◆ **Description of the task**
In this exercise, reproduce all the entries that follow exactly.

Stored entries:
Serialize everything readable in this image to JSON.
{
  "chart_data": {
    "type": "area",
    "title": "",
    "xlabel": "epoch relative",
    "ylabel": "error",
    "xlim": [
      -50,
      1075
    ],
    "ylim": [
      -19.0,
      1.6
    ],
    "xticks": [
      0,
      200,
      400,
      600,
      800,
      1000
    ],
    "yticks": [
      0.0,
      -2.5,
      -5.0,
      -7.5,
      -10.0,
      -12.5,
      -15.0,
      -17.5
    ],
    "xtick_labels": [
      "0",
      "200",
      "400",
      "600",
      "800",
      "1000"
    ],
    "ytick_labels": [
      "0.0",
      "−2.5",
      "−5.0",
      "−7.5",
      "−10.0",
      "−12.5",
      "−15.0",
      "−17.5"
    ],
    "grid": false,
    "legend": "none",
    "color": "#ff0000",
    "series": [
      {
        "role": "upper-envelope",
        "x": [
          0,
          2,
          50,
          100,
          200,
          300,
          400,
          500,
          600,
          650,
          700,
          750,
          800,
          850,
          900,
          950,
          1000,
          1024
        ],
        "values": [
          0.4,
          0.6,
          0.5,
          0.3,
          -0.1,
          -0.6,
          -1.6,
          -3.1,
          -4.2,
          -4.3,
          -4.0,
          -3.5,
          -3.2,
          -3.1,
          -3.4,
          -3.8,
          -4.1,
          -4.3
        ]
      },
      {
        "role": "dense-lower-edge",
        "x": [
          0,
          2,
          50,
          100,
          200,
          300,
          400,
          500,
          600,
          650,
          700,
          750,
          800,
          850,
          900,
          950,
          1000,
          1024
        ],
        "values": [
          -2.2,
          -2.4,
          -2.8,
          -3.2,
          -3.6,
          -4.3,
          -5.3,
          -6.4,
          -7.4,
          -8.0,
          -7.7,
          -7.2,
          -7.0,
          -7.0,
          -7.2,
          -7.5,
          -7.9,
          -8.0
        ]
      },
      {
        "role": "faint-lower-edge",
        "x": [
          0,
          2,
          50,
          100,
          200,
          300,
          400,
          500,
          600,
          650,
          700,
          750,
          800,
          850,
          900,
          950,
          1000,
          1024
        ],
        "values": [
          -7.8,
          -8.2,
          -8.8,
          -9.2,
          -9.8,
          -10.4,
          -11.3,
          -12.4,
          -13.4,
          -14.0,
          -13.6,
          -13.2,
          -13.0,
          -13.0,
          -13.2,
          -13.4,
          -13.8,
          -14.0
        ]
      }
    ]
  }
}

◆ **Output for this exercise**
Serialize everything readable in this image to JSON.
{
  "chart_data": {
    "type": "area",
    "title": "",
    "xlabel": "epoch relative",
    "ylabel": "error",
    "xlim": [
      -50,
      1075
    ],
    "ylim": [
      -19.0,
      1.6
    ],
    "xticks": [
      0,
      200,
      400,
      600,
      800,
      1000
    ],
    "yticks": [
      0.0,
      -2.5,
      -5.0,
      -7.5,
      -10.0,
      -12.5,
      -15.0,
      -17.5
    ],
    "xtick_labels": [
      "0",
      "200",
      "400",
      "600",
      "800",
      "1000"
    ],
    "ytick_labels": [
      "0.0",
      "−2.5",
      "−5.0",
      "−7.5",
      "−10.0",
      "−12.5",
      "−15.0",
      "−17.5"
    ],
    "grid": false,
    "legend": "none",
    "color": "#ff0000",
    "series": [
      {
        "role": "upper-envelope",
        "x": [
          0,
          2,
          50,
          100,
          200,
          300,
          400,
          500,
          600,
          650,
          700,
          750,
          800,
          850,
          900,
          950,
          1000,
          1024
        ],
        "values": [
          0.4,
          0.6,
          0.5,
          0.3,
          -0.1,
          -0.6,
          -1.6,
          -3.1,
          -4.2,
          -4.3,
          -4.0,
          -3.5,
          -3.2,
          -3.1,
          -3.4,
          -3.8,
          -4.1,
          -4.3
        ]
      },
      {
        "role": "dense-lower-edge",
        "x": [
          0,
          2,
          50,
          100,
          200,
          300,
          400,
          500,
          600,
          650,
          700,
          750,
          800,
          850,
          900,
          950,
          1000,
          1024
        ],
        "values": [
          -2.2,
          -2.4,
          -2.8,
          -3.2,
          -3.6,
          -4.3,
          -5.3,
          -6.4,
          -7.4,
          -8.0,
          -7.7,
          -7.2,
          -7.0,
          -7.0,
          -7.2,
          -7.5,
          -7.9,
          -8.0
        ]
      },
      {
        "role": "faint-lower-edge",
        "x": [
          0,
          2,
          50,
          100,
          200,
          300,
          400,
          500,
          600,
          650,
          700,
          750,
          800,
          850,
          900,
          950,
          1000,
          1024
        ],
        "values": [
          -7.8,
          -8.2,
          -8.8,
          -9.2,
          -9.8,
          -10.4,
          -11.3,
          -12.4,
          -13.4,
          -14.0,
          -13.6,
          -13.2,
          -13.0,
          -13.0,
          -13.2,
          -13.4,
          -13.8,
          -14.0
        ]
      }
    ]
  }
}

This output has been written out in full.